_DIRECTIVE_
Which lines in the records below contain the word "after"? Copy each one out.

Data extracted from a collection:
* start *

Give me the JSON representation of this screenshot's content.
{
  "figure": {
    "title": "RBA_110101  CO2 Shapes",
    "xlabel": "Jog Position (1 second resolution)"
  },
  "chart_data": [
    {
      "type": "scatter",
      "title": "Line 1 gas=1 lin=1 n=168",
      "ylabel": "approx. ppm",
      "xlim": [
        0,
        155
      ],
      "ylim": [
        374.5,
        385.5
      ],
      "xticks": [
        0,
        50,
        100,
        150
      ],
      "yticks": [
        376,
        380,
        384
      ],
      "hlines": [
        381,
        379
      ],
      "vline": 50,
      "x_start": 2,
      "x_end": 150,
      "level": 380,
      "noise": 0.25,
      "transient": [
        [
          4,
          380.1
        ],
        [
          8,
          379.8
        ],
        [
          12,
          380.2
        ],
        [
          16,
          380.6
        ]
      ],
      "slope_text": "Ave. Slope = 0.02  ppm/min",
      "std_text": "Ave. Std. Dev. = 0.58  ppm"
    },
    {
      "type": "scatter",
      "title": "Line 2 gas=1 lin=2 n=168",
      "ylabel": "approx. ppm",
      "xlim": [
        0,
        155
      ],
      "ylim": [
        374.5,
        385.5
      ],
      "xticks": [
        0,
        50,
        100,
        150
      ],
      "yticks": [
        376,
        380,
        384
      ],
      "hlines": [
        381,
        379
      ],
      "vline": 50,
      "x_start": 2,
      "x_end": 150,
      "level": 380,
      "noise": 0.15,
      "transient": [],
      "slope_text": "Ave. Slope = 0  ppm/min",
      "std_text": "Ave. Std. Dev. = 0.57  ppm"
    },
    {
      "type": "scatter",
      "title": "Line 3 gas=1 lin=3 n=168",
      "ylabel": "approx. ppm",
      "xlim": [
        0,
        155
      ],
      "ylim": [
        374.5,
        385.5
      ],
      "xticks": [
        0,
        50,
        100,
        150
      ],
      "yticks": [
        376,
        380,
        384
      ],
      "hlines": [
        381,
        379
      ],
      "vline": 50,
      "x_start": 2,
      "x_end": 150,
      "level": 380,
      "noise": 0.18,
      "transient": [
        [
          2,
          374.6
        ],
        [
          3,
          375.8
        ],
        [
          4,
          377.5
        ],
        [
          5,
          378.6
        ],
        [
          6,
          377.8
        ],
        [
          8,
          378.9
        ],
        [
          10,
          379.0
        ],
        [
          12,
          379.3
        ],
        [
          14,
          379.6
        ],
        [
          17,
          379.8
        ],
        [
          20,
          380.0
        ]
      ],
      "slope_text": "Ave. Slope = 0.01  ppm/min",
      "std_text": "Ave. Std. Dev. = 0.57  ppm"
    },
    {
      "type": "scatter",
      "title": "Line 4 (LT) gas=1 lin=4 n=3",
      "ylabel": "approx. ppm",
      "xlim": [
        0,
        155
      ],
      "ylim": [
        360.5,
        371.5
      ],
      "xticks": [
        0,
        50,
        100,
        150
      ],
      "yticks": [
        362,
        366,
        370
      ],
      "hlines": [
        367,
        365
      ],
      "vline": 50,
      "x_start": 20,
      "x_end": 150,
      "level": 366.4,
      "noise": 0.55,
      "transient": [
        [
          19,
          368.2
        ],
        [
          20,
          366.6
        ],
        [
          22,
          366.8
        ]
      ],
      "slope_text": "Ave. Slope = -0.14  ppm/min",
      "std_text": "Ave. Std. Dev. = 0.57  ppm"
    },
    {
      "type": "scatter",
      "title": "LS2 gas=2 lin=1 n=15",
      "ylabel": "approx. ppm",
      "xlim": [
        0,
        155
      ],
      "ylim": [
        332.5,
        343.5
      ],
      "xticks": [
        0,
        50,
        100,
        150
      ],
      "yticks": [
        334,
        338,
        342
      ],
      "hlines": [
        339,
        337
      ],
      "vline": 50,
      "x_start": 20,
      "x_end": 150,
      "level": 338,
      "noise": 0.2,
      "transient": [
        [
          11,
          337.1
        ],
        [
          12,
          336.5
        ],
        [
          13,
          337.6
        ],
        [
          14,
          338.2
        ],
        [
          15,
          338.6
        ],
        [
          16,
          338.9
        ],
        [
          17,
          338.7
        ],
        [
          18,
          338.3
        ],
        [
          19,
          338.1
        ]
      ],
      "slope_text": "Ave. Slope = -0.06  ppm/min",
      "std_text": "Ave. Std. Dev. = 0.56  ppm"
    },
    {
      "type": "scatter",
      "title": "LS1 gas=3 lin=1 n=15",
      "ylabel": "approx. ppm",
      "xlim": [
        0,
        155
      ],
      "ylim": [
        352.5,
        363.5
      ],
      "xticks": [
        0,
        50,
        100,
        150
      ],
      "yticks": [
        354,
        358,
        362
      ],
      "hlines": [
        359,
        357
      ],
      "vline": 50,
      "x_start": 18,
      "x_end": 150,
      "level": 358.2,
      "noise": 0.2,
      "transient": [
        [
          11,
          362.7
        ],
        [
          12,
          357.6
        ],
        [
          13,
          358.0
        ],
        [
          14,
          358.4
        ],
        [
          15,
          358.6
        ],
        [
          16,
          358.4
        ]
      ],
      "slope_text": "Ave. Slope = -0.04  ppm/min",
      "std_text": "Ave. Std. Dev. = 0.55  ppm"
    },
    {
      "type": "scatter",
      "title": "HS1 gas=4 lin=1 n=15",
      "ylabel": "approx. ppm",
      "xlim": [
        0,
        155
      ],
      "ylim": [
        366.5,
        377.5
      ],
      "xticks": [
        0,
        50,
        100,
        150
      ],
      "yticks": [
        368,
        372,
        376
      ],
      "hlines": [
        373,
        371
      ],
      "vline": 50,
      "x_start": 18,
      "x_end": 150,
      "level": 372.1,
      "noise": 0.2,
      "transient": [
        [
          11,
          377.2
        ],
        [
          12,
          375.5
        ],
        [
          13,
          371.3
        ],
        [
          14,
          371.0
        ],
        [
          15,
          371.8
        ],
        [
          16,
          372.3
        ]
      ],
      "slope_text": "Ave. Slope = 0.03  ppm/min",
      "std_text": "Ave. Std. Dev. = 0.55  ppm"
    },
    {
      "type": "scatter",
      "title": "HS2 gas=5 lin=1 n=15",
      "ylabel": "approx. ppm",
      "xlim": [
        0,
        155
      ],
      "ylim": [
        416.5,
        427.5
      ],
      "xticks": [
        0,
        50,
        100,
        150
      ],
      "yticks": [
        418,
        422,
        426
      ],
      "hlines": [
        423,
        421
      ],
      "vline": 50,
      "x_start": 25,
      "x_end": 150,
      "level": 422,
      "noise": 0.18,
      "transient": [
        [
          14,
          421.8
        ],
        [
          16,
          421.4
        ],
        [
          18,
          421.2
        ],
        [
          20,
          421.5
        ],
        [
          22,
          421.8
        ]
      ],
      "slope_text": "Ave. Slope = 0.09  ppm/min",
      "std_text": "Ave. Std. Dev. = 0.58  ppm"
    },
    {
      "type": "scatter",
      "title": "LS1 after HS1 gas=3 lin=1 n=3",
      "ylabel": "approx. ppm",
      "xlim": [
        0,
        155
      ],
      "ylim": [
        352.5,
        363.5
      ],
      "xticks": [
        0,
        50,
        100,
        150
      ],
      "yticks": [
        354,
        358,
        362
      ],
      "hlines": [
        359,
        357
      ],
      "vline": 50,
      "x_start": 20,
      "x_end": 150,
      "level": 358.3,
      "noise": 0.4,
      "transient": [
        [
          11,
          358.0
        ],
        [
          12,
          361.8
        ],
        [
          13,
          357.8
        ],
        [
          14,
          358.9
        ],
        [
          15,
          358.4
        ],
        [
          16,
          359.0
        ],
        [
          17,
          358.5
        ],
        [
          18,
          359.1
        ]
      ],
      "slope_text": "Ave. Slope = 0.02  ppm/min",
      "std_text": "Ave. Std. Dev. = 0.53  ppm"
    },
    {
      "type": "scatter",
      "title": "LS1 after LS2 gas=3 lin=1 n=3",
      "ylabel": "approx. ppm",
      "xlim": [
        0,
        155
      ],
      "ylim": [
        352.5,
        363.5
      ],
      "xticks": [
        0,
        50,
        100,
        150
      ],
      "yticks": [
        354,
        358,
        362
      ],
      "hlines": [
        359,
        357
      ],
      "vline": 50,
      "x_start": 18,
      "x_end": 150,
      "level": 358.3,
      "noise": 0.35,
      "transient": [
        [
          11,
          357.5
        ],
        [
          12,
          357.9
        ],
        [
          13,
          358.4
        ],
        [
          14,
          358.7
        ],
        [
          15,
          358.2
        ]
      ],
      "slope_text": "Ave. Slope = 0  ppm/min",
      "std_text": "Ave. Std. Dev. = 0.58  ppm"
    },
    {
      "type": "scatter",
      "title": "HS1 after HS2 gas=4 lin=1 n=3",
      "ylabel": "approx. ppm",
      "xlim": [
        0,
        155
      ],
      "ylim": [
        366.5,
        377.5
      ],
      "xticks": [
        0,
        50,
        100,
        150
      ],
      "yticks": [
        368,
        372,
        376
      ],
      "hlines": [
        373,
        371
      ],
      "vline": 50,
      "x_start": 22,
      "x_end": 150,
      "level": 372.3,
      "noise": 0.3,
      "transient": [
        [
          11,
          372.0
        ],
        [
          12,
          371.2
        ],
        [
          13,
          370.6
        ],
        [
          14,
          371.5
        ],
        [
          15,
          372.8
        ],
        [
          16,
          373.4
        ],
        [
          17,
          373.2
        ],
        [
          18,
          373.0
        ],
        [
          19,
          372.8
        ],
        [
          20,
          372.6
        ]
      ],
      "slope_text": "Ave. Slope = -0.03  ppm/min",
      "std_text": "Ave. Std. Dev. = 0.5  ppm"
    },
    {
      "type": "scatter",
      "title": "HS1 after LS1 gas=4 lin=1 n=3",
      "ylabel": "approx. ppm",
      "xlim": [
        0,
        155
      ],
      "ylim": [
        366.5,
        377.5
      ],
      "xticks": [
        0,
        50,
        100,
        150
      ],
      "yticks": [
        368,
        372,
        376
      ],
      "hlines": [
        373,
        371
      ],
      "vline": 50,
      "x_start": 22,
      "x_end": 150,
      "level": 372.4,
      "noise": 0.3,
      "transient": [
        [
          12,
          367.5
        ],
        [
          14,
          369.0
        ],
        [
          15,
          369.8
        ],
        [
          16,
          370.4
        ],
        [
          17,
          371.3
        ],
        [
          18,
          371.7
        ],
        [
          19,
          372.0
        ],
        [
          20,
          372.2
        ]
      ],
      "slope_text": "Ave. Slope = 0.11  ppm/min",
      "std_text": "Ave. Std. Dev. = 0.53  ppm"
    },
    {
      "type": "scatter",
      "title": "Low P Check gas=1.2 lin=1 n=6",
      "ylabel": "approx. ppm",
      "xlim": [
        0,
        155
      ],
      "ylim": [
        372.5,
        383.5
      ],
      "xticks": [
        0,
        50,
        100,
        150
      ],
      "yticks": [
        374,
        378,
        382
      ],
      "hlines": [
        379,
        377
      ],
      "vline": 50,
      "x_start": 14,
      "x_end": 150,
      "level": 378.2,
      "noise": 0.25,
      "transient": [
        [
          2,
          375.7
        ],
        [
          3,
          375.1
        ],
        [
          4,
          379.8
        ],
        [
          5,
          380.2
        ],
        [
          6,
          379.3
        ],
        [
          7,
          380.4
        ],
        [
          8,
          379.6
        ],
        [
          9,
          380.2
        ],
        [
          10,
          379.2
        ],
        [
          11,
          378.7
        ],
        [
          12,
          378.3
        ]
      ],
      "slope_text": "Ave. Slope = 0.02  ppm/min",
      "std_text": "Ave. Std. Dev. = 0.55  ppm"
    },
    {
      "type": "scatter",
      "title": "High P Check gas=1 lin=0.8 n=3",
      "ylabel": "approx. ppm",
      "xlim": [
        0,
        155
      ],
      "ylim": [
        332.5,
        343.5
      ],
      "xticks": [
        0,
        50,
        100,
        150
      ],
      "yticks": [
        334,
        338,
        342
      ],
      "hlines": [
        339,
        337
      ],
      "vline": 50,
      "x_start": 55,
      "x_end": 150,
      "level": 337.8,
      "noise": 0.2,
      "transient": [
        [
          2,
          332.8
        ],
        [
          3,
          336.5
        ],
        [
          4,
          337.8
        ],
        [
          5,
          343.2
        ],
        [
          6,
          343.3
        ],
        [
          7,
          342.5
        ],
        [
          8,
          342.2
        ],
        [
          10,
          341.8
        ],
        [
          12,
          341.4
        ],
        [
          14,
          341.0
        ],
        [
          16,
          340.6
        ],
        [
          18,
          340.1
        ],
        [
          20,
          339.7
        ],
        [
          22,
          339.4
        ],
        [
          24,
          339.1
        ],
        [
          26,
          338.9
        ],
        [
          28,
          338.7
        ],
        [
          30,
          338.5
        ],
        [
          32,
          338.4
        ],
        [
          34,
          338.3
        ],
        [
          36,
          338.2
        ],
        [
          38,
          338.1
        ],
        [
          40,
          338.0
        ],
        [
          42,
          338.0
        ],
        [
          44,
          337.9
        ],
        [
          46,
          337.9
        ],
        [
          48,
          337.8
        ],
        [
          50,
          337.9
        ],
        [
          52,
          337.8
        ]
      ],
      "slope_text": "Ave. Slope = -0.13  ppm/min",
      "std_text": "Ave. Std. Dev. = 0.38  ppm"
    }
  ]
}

* end *

_SOLUTION TO THE PROBLEM_
      "title": "LS1 after HS1 gas=3 lin=1 n=3",
      "title": "LS1 after LS2 gas=3 lin=1 n=3",
      "title": "HS1 after HS2 gas=4 lin=1 n=3",
      "title": "HS1 after LS1 gas=4 lin=1 n=3",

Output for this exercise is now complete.